#### Description of the task
Set down each record exactly as written.

(Figure collection entries)
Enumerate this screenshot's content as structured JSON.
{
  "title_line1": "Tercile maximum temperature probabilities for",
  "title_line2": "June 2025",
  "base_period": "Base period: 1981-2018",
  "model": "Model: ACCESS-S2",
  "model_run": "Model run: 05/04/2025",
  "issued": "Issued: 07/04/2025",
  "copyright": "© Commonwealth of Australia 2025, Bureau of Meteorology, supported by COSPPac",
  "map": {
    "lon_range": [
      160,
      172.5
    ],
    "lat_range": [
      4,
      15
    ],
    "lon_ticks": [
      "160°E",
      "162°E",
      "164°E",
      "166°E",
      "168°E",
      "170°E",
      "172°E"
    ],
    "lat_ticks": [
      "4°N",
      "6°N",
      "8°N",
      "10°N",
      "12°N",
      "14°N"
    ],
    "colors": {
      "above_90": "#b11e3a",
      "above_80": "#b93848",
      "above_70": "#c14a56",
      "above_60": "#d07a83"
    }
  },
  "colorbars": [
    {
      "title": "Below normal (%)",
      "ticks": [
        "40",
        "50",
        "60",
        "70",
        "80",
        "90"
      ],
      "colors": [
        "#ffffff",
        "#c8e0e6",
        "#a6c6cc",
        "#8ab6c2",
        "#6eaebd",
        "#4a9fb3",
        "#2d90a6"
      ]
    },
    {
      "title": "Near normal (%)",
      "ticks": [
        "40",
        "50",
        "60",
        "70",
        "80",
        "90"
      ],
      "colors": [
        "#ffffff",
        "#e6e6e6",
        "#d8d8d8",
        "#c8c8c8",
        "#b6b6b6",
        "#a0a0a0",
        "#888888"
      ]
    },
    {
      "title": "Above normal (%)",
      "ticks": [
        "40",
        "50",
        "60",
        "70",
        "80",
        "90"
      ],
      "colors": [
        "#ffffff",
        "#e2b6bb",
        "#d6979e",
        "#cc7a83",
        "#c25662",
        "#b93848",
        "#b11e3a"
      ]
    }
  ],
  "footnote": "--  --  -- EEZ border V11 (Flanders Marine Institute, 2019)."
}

#### Completed exercise
Enumerate this screenshot's content as structured JSON.
{
  "title_line1": "Tercile maximum temperature probabilities for",
  "title_line2": "June 2025",
  "base_period": "Base period: 1981-2018",
  "model": "Model: ACCESS-S2",
  "model_run": "Model run: 05/04/2025",
  "issued": "Issued: 07/04/2025",
  "copyright": "© Commonwealth of Australia 2025, Bureau of Meteorology, supported by COSPPac",
  "map": {
    "lon_range": [
      160,
      172.5
    ],
    "lat_range": [
      4,
      15
    ],
    "lon_ticks": [
      "160°E",
      "162°E",
      "164°E",
      "166°E",
      "168°E",
      "170°E",
      "172°E"
    ],
    "lat_ticks": [
      "4°N",
      "6°N",
      "8°N",
      "10°N",
      "12°N",
      "14°N"
    ],
    "colors": {
      "above_90": "#b11e3a",
      "above_80": "#b93848",
      "above_70": "#c14a56",
      "above_60": "#d07a83"
    }
  },
  "colorbars": [
    {
      "title": "Below normal (%)",
      "ticks": [
        "40",
        "50",
        "60",
        "70",
        "80",
        "90"
      ],
      "colors": [
        "#ffffff",
        "#c8e0e6",
        "#a6c6cc",
        "#8ab6c2",
        "#6eaebd",
        "#4a9fb3",
        "#2d90a6"
      ]
    },
    {
      "title": "Near normal (%)",
      "ticks": [
        "40",
        "50",
        "60",
        "70",
        "80",
        "90"
      ],
      "colors": [
        "#ffffff",
        "#e6e6e6",
        "#d8d8d8",
        "#c8c8c8",
        "#b6b6b6",
        "#a0a0a0",
        "#888888"
      ]
    },
    {
      "title": "Above normal (%)",
      "ticks": [
        "40",
        "50",
        "60",
        "70",
        "80",
        "90"
      ],
      "colors": [
        "#ffffff",
        "#e2b6bb",
        "#d6979e",
        "#cc7a83",
        "#c25662",
        "#b93848",
        "#b11e3a"
      ]
    }
  ],
  "footnote": "--  --  -- EEZ border V11 (Flanders Marine Institute, 2019)."
}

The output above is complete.